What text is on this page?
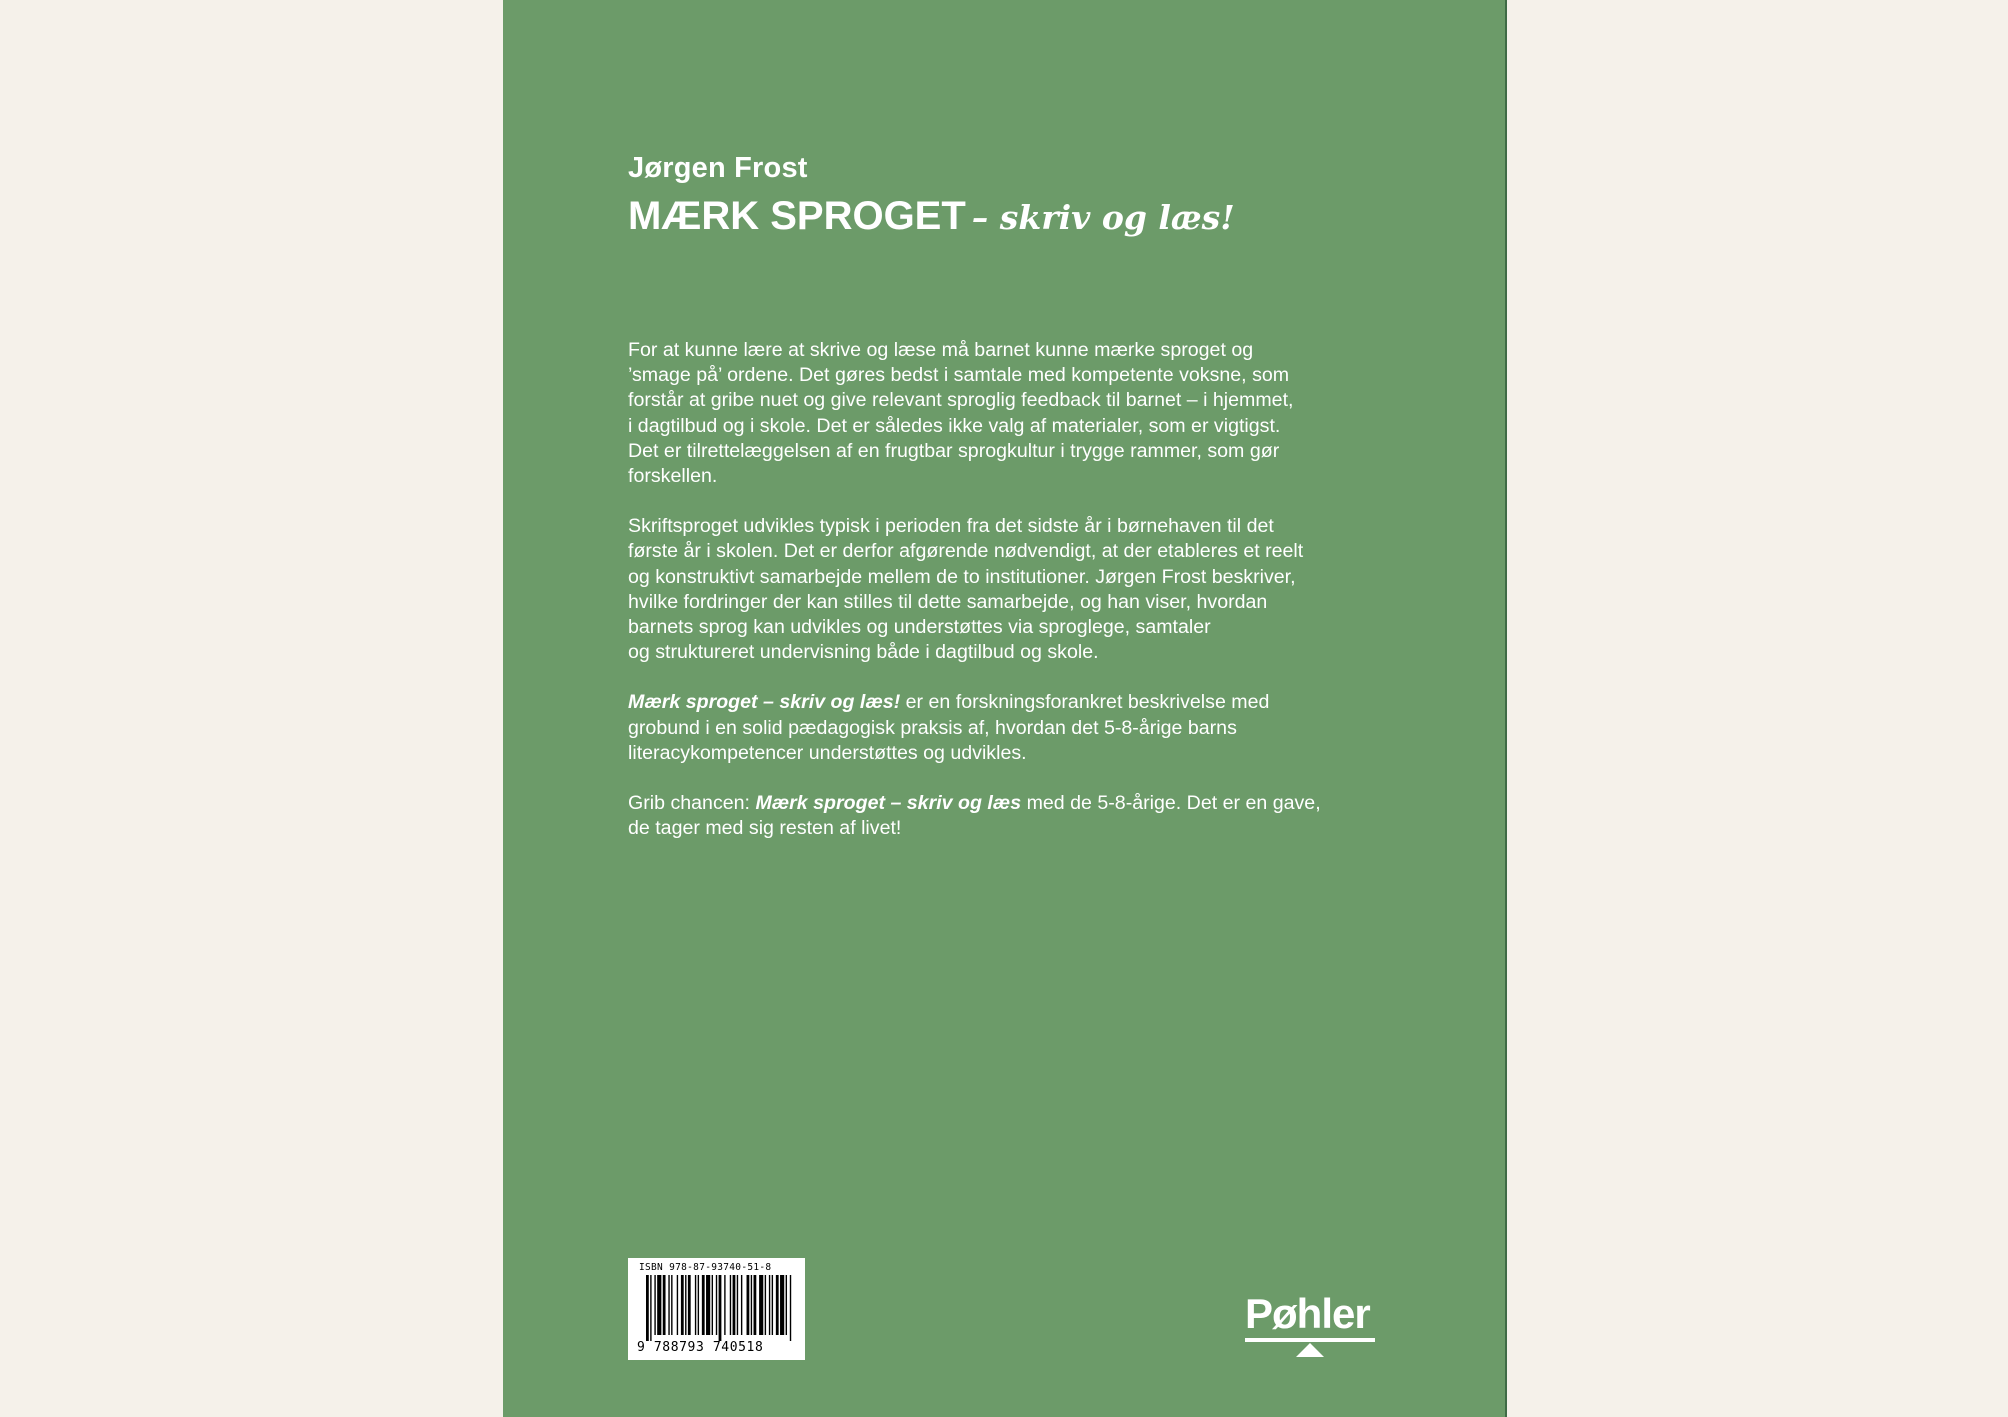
Jørgen Frost
MÆRK SPROGET – skriv og læs!
For at kunne lære at skrive og læse må barnet kunne mærke sproget og
’smage på’ ordene. Det gøres bedst i samtale med kompetente voksne, som
forstår at gribe nuet og give relevant sproglig feedback til barnet – i hjemmet,
i dagtilbud og i skole. Det er således ikke valg af materialer, som er vigtigst.
Det er tilrettelæggelsen af en frugtbar sprogkultur i trygge rammer, som gør
forskellen.
Skriftsproget udvikles typisk i perioden fra det sidste år i børnehaven til det
første år i skolen. Det er derfor afgørende nødvendigt, at der etableres et reelt
og konstruktivt samarbejde mellem de to institutioner. Jørgen Frost beskriver,
hvilke fordringer der kan stilles til dette samarbejde, og han viser, hvordan
barnets sprog kan udvikles og understøttes via sproglege, samtaler
og struktureret undervisning både i dagtilbud og skole.
Mærk sproget – skriv og læs! er en forskningsforankret beskrivelse med
grobund i en solid pædagogisk praksis af, hvordan det 5-8-årige barns
literacykompetencer understøttes og udvikles.
Grib chancen: Mærk sproget – skriv og læs med de 5-8-årige. Det er en gave,
de tager med sig resten af livet!
ISBN 978-87-93740-51-8
9 788793 740518
Pøhler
====================
## STATED TASK
All of the data above should be transcribed verbatim, with pictures omitted.

## COMPLETED TASK
What text is on this page?
Jørgen Frost
MÆRK SPROGET – skriv og læs!
For at kunne lære at skrive og læse må barnet kunne mærke sproget og
’smage på’ ordene. Det gøres bedst i samtale med kompetente voksne, som
forstår at gribe nuet og give relevant sproglig feedback til barnet – i hjemmet,
i dagtilbud og i skole. Det er således ikke valg af materialer, som er vigtigst.
Det er tilrettelæggelsen af en frugtbar sprogkultur i trygge rammer, som gør
forskellen.
Skriftsproget udvikles typisk i perioden fra det sidste år i børnehaven til det
første år i skolen. Det er derfor afgørende nødvendigt, at der etableres et reelt
og konstruktivt samarbejde mellem de to institutioner. Jørgen Frost beskriver,
hvilke fordringer der kan stilles til dette samarbejde, og han viser, hvordan
barnets sprog kan udvikles og understøttes via sproglege, samtaler
og struktureret undervisning både i dagtilbud og skole.
Mærk sproget – skriv og læs! er en forskningsforankret beskrivelse med
grobund i en solid pædagogisk praksis af, hvordan det 5-8-årige barns
literacykompetencer understøttes og udvikles.
Grib chancen: Mærk sproget – skriv og læs med de 5-8-årige. Det er en gave,
de tager med sig resten af livet!
ISBN 978-87-93740-51-8
9 788793 740518
Pøhler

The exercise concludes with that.